## Start DATA FOR THIS TASK
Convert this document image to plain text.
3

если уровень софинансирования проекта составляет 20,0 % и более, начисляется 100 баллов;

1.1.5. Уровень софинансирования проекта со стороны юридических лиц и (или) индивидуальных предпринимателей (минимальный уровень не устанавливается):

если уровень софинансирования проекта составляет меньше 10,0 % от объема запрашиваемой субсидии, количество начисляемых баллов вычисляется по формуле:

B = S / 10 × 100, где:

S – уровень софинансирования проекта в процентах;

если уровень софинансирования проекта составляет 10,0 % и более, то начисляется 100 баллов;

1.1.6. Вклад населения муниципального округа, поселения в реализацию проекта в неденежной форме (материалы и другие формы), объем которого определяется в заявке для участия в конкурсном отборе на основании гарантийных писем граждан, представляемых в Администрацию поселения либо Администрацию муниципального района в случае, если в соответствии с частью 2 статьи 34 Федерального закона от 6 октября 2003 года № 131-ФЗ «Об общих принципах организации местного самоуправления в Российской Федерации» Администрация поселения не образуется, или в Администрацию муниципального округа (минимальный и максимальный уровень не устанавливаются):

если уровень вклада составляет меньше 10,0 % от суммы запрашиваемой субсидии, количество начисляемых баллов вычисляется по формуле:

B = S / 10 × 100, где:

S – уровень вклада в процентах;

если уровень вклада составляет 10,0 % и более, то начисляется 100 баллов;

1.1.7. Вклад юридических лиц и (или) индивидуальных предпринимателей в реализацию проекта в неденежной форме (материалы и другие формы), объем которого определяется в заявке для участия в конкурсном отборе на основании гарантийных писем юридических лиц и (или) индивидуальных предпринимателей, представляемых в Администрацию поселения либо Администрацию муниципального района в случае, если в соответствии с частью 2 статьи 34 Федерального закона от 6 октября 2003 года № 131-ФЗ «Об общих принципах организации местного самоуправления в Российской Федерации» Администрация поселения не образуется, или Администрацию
## End DATA FOR THIS TASK
:: WHAT NEEDS TO BE DONE ::
Copy the material above, line for line.

:: FULL OUTPUT ::
Convert this document image to plain text.
3

если уровень софинансирования проекта составляет 20,0 % и более, начисляется 100 баллов;

1.1.5. Уровень софинансирования проекта со стороны юридических лиц и (или) индивидуальных предпринимателей (минимальный уровень не устанавливается):

если уровень софинансирования проекта составляет меньше 10,0 % от объема запрашиваемой субсидии, количество начисляемых баллов вычисляется по формуле:

B = S / 10 × 100, где:

S – уровень софинансирования проекта в процентах;

если уровень софинансирования проекта составляет 10,0 % и более, то начисляется 100 баллов;

1.1.6. Вклад населения муниципального округа, поселения в реализацию проекта в неденежной форме (материалы и другие формы), объем которого определяется в заявке для участия в конкурсном отборе на основании гарантийных писем граждан, представляемых в Администрацию поселения либо Администрацию муниципального района в случае, если в соответствии с частью 2 статьи 34 Федерального закона от 6 октября 2003 года № 131-ФЗ «Об общих принципах организации местного самоуправления в Российской Федерации» Администрация поселения не образуется, или в Администрацию муниципального округа (минимальный и максимальный уровень не устанавливаются):

если уровень вклада составляет меньше 10,0 % от суммы запрашиваемой субсидии, количество начисляемых баллов вычисляется по формуле:

B = S / 10 × 100, где:

S – уровень вклада в процентах;

если уровень вклада составляет 10,0 % и более, то начисляется 100 баллов;

1.1.7. Вклад юридических лиц и (или) индивидуальных предпринимателей в реализацию проекта в неденежной форме (материалы и другие формы), объем которого определяется в заявке для участия в конкурсном отборе на основании гарантийных писем юридических лиц и (или) индивидуальных предпринимателей, представляемых в Администрацию поселения либо Администрацию муниципального района в случае, если в соответствии с частью 2 статьи 34 Федерального закона от 6 октября 2003 года № 131-ФЗ «Об общих принципах организации местного самоуправления в Российской Федерации» Администрация поселения не образуется, или Администрацию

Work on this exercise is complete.